Written instruction: Rewrite the lines of all the records below, replacing "Patent image size" with "Drawing dimensions" and changing nothing else. Leave the pictures out.

————————

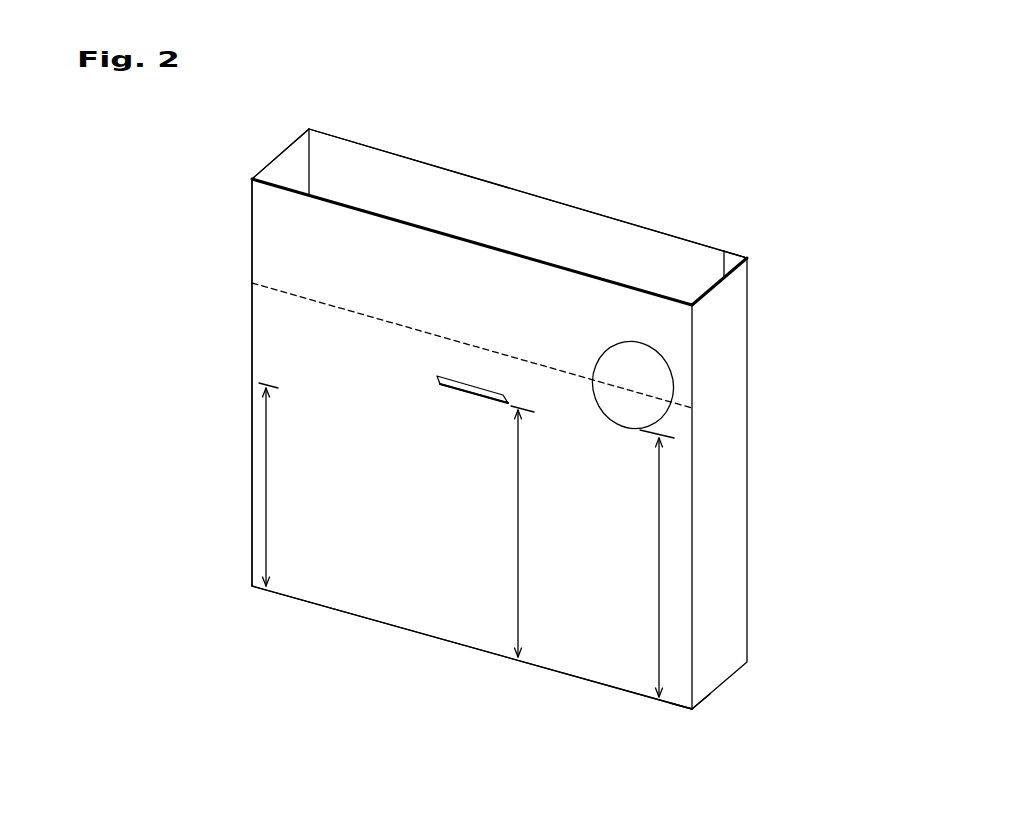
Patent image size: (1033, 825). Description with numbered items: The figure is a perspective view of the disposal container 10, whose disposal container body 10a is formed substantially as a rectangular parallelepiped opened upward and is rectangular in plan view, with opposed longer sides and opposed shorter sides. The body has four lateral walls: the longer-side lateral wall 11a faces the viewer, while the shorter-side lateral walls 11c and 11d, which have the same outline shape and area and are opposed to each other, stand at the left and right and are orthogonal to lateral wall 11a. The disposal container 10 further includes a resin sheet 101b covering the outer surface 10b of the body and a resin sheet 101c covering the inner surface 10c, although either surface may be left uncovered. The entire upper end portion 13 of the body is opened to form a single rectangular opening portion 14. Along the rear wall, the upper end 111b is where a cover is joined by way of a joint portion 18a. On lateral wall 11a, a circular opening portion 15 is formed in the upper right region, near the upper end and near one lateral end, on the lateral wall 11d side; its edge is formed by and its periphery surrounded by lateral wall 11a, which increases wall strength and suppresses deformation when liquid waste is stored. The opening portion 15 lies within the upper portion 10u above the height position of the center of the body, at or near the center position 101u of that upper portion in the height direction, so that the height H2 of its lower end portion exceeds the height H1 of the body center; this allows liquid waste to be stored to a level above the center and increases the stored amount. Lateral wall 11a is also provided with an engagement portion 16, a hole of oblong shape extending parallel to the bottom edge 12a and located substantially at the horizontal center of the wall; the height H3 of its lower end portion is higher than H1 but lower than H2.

The disposal container 10 is at (492, 426).
The disposal container body 10a is at (533, 188).
The outer surface 10b is at (424, 446).
The inner surface 10c is at (534, 194).
The upper portion 10u is at (243, 180).
The lateral wall 11a is at (465, 625).
The lateral wall 11c is at (250, 543).
The lateral wall 11d is at (722, 567).
The bottom edge 12a is at (677, 713).
The upper end portion 13 is at (294, 140).
The opening portion 14 is at (398, 168).
The opening portion 15 is at (606, 400).
The engagement portion 16 is at (465, 392).
The joint portion 18a is at (462, 172).
The resin sheet 101b is at (368, 575).
The resin sheet 101c is at (647, 256).
The center position 101u is at (365, 315).
The upper end 111b is at (735, 253).
The height of the center H1 is at (281, 484).
The height of lower end portion of opening portion H2 is at (651, 563).
The height of lower end portion of engagement portion H3 is at (533, 531).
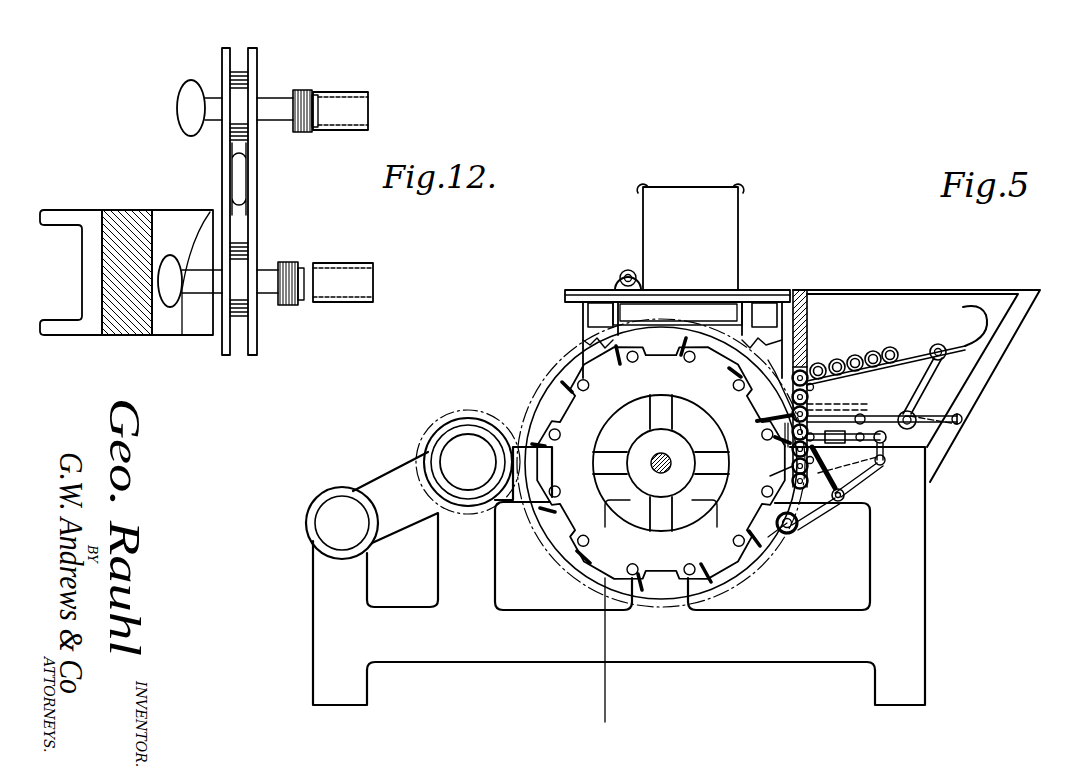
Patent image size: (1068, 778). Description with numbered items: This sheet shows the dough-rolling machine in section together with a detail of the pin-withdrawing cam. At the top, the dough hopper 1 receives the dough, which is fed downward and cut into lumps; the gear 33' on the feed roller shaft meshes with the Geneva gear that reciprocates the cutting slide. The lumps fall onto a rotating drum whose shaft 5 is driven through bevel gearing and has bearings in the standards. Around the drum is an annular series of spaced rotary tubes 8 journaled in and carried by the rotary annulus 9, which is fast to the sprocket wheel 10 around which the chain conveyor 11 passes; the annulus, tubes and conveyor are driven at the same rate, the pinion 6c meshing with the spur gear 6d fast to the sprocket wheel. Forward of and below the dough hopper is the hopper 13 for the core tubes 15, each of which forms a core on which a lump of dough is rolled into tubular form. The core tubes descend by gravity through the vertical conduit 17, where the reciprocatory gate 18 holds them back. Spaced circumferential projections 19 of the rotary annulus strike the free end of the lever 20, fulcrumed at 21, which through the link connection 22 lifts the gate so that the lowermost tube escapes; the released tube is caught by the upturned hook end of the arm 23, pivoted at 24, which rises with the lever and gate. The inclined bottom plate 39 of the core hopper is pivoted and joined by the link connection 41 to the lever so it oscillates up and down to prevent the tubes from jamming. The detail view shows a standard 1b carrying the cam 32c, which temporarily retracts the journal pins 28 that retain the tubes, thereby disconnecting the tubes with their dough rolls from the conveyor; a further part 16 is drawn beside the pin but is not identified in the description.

In FIG. 5, the hopper 1 is at (648, 212).
In FIG. 5, the gear 33' is at (606, 275).
In FIG. 5, the spur gear 6d is at (648, 322).
In FIG. 5, the pinion 6c is at (480, 418).
In FIG. 5, the shaft 5 is at (655, 468).
In FIG. 5, the rotary annulus 9 is at (661, 463).
In FIG. 5, the rotary tubes 8 is at (630, 364).
In FIG. 5, the circumferential projections 19 is at (700, 343).
In FIG. 5, the vertical conduit 17 is at (770, 368).
In FIG. 5, the hopper 13 is at (895, 297).
In FIG. 12, the core tubes 15 is at (340, 105).
In FIG. 5, the core tubes 15 is at (890, 346).
In FIG. 5, the inclined bottom plate 39 is at (937, 344).
In FIG. 5, the link connection 41 is at (927, 388).
In FIG. 5, the lever 20 is at (878, 415).
In FIG. 5, the fulcrum 21 is at (961, 426).
In FIG. 5, the link connection 22 is at (780, 441).
In FIG. 5, the reciprocatory gate 18 is at (792, 468).
In FIG. 5, the pivot 24 is at (881, 465).
In FIG. 5, the arm 23 is at (812, 516).
In FIG. 12, the journal pins 28 is at (276, 96).
In FIG. 12, the knurled nut 16 is at (305, 90).
In FIG. 12, the sprocket wheel 10 is at (289, 306).
In FIG. 12, the chain conveyor 11 is at (240, 193).
In FIG. 12, the standard 1b is at (92, 210).
In FIG. 12, the cam 32c is at (135, 226).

————————

Solution to the problem:
Drawing dimensions: (1033, 825). Description with numbered items: The figure is a perspective view of the disposal container 10, whose disposal container body 10a is formed substantially as a rectangular parallelepiped opened upward and is rectangular in plan view, with opposed longer sides and opposed shorter sides. The body has four lateral walls: the longer-side lateral wall 11a faces the viewer, while the shorter-side lateral walls 11c and 11d, which have the same outline shape and area and are opposed to each other, stand at the left and right and are orthogonal to lateral wall 11a. The disposal container 10 further includes a resin sheet 101b covering the outer surface 10b of the body and a resin sheet 101c covering the inner surface 10c, although either surface may be left uncovered. The entire upper end portion 13 of the body is opened to form a single rectangular opening portion 14. Along the rear wall, the upper end 111b is where a cover is joined by way of a joint portion 18a. On lateral wall 11a, a circular opening portion 15 is formed in the upper right region, near the upper end and near one lateral end, on the lateral wall 11d side; its edge is formed by and its periphery surrounded by lateral wall 11a, which increases wall strength and suppresses deformation when liquid waste is stored. The opening portion 15 lies within the upper portion 10u above the height position of the center of the body, at or near the center position 101u of that upper portion in the height direction, so that the height H2 of its lower end portion exceeds the height H1 of the body center; this allows liquid waste to be stored to a level above the center and increases the stored amount. Lateral wall 11a is also provided with an engagement portion 16, a hole of oblong shape extending parallel to the bottom edge 12a and located substantially at the horizontal center of the wall; the height H3 of its lower end portion is higher than H1 but lower than H2.

The disposal container 10 is at (492, 426).
The disposal container body 10a is at (533, 188).
The outer surface 10b is at (424, 446).
The inner surface 10c is at (534, 194).
The upper portion 10u is at (243, 180).
The lateral wall 11a is at (465, 625).
The lateral wall 11c is at (250, 543).
The lateral wall 11d is at (722, 567).
The bottom edge 12a is at (677, 713).
The upper end portion 13 is at (294, 140).
The opening portion 14 is at (398, 168).
The opening portion 15 is at (606, 400).
The engagement portion 16 is at (465, 392).
The joint portion 18a is at (462, 172).
The resin sheet 101b is at (368, 575).
The resin sheet 101c is at (647, 256).
The center position 101u is at (365, 315).
The upper end 111b is at (735, 253).
The height of the center H1 is at (281, 484).
The height of lower end portion of opening portion H2 is at (651, 563).
The height of lower end portion of engagement portion H3 is at (533, 531).
Drawing dimensions: (1068, 778). Description with numbered items: This sheet shows the dough-rolling machine in section together with a detail of the pin-withdrawing cam. At the top, the dough hopper 1 receives the dough, which is fed downward and cut into lumps; the gear 33' on the feed roller shaft meshes with the Geneva gear that reciprocates the cutting slide. The lumps fall onto a rotating drum whose shaft 5 is driven through bevel gearing and has bearings in the standards. Around the drum is an annular series of spaced rotary tubes 8 journaled in and carried by the rotary annulus 9, which is fast to the sprocket wheel 10 around which the chain conveyor 11 passes; the annulus, tubes and conveyor are driven at the same rate, the pinion 6c meshing with the spur gear 6d fast to the sprocket wheel. Forward of and below the dough hopper is the hopper 13 for the core tubes 15, each of which forms a core on which a lump of dough is rolled into tubular form. The core tubes descend by gravity through the vertical conduit 17, where the reciprocatory gate 18 holds them back. Spaced circumferential projections 19 of the rotary annulus strike the free end of the lever 20, fulcrumed at 21, which through the link connection 22 lifts the gate so that the lowermost tube escapes; the released tube is caught by the upturned hook end of the arm 23, pivoted at 24, which rises with the lever and gate. The inclined bottom plate 39 of the core hopper is pivoted and joined by the link connection 41 to the lever so it oscillates up and down to prevent the tubes from jamming. The detail view shows a standard 1b carrying the cam 32c, which temporarily retracts the journal pins 28 that retain the tubes, thereby disconnecting the tubes with their dough rolls from the conveyor; a further part 16 is drawn beside the pin but is not identified in the description.

In FIG. 5, the hopper 1 is at (648, 212).
In FIG. 5, the gear 33' is at (606, 275).
In FIG. 5, the spur gear 6d is at (648, 322).
In FIG. 5, the pinion 6c is at (480, 418).
In FIG. 5, the shaft 5 is at (655, 468).
In FIG. 5, the rotary annulus 9 is at (661, 463).
In FIG. 5, the rotary tubes 8 is at (630, 364).
In FIG. 5, the circumferential projections 19 is at (700, 343).
In FIG. 5, the vertical conduit 17 is at (770, 368).
In FIG. 5, the hopper 13 is at (895, 297).
In FIG. 12, the core tubes 15 is at (340, 105).
In FIG. 5, the core tubes 15 is at (890, 346).
In FIG. 5, the inclined bottom plate 39 is at (937, 344).
In FIG. 5, the link connection 41 is at (927, 388).
In FIG. 5, the lever 20 is at (878, 415).
In FIG. 5, the fulcrum 21 is at (961, 426).
In FIG. 5, the link connection 22 is at (780, 441).
In FIG. 5, the reciprocatory gate 18 is at (792, 468).
In FIG. 5, the pivot 24 is at (881, 465).
In FIG. 5, the arm 23 is at (812, 516).
In FIG. 12, the journal pins 28 is at (276, 96).
In FIG. 12, the knurled nut 16 is at (305, 90).
In FIG. 12, the sprocket wheel 10 is at (289, 306).
In FIG. 12, the chain conveyor 11 is at (240, 193).
In FIG. 12, the standard 1b is at (92, 210).
In FIG. 12, the cam 32c is at (135, 226).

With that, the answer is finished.